• EXERCISE DETAILS
Could you print every record below exactly as it appears?

╭─ SUPPLIED RECORDS

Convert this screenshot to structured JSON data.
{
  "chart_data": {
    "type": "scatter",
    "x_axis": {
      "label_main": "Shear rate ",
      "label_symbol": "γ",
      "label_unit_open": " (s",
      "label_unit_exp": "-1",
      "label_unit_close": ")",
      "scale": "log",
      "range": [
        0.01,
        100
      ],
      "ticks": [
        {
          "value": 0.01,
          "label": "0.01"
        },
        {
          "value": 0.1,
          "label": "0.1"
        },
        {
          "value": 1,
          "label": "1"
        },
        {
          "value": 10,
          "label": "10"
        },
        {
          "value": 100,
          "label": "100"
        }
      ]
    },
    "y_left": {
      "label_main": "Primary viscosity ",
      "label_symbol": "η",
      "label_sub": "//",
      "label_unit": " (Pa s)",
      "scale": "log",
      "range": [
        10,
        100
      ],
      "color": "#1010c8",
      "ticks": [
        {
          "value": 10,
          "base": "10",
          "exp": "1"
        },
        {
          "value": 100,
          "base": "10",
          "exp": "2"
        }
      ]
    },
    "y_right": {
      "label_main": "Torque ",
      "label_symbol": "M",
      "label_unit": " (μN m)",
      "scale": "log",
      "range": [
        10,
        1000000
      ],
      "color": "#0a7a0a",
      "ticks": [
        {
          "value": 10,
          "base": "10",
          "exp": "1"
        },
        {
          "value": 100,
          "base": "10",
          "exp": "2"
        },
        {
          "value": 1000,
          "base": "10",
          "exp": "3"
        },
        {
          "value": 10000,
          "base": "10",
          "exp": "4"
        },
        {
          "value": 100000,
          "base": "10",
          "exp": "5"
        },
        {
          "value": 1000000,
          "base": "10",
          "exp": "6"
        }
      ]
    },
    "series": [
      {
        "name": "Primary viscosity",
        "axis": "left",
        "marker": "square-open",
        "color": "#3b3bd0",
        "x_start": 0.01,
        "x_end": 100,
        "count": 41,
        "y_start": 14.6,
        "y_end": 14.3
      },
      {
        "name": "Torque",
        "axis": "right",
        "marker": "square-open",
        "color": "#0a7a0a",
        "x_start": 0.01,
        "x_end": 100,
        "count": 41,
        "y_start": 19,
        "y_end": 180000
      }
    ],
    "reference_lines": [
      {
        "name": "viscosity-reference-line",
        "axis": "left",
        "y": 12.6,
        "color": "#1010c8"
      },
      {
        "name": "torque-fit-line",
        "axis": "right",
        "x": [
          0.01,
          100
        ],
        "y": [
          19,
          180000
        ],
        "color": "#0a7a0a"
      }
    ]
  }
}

╰─

• SOLVED EXERCISE
Convert this screenshot to structured JSON data.
{
  "chart_data": {
    "type": "scatter",
    "x_axis": {
      "label_main": "Shear rate ",
      "label_symbol": "γ",
      "label_unit_open": " (s",
      "label_unit_exp": "-1",
      "label_unit_close": ")",
      "scale": "log",
      "range": [
        0.01,
        100
      ],
      "ticks": [
        {
          "value": 0.01,
          "label": "0.01"
        },
        {
          "value": 0.1,
          "label": "0.1"
        },
        {
          "value": 1,
          "label": "1"
        },
        {
          "value": 10,
          "label": "10"
        },
        {
          "value": 100,
          "label": "100"
        }
      ]
    },
    "y_left": {
      "label_main": "Primary viscosity ",
      "label_symbol": "η",
      "label_sub": "//",
      "label_unit": " (Pa s)",
      "scale": "log",
      "range": [
        10,
        100
      ],
      "color": "#1010c8",
      "ticks": [
        {
          "value": 10,
          "base": "10",
          "exp": "1"
        },
        {
          "value": 100,
          "base": "10",
          "exp": "2"
        }
      ]
    },
    "y_right": {
      "label_main": "Torque ",
      "label_symbol": "M",
      "label_unit": " (μN m)",
      "scale": "log",
      "range": [
        10,
        1000000
      ],
      "color": "#0a7a0a",
      "ticks": [
        {
          "value": 10,
          "base": "10",
          "exp": "1"
        },
        {
          "value": 100,
          "base": "10",
          "exp": "2"
        },
        {
          "value": 1000,
          "base": "10",
          "exp": "3"
        },
        {
          "value": 10000,
          "base": "10",
          "exp": "4"
        },
        {
          "value": 100000,
          "base": "10",
          "exp": "5"
        },
        {
          "value": 1000000,
          "base": "10",
          "exp": "6"
        }
      ]
    },
    "series": [
      {
        "name": "Primary viscosity",
        "axis": "left",
        "marker": "square-open",
        "color": "#3b3bd0",
        "x_start": 0.01,
        "x_end": 100,
        "count": 41,
        "y_start": 14.6,
        "y_end": 14.3
      },
      {
        "name": "Torque",
        "axis": "right",
        "marker": "square-open",
        "color": "#0a7a0a",
        "x_start": 0.01,
        "x_end": 100,
        "count": 41,
        "y_start": 19,
        "y_end": 180000
      }
    ],
    "reference_lines": [
      {
        "name": "viscosity-reference-line",
        "axis": "left",
        "y": 12.6,
        "color": "#1010c8"
      },
      {
        "name": "torque-fit-line",
        "axis": "right",
        "x": [
          0.01,
          100
        ],
        "y": [
          19,
          180000
        ],
        "color": "#0a7a0a"
      }
    ]
  }
}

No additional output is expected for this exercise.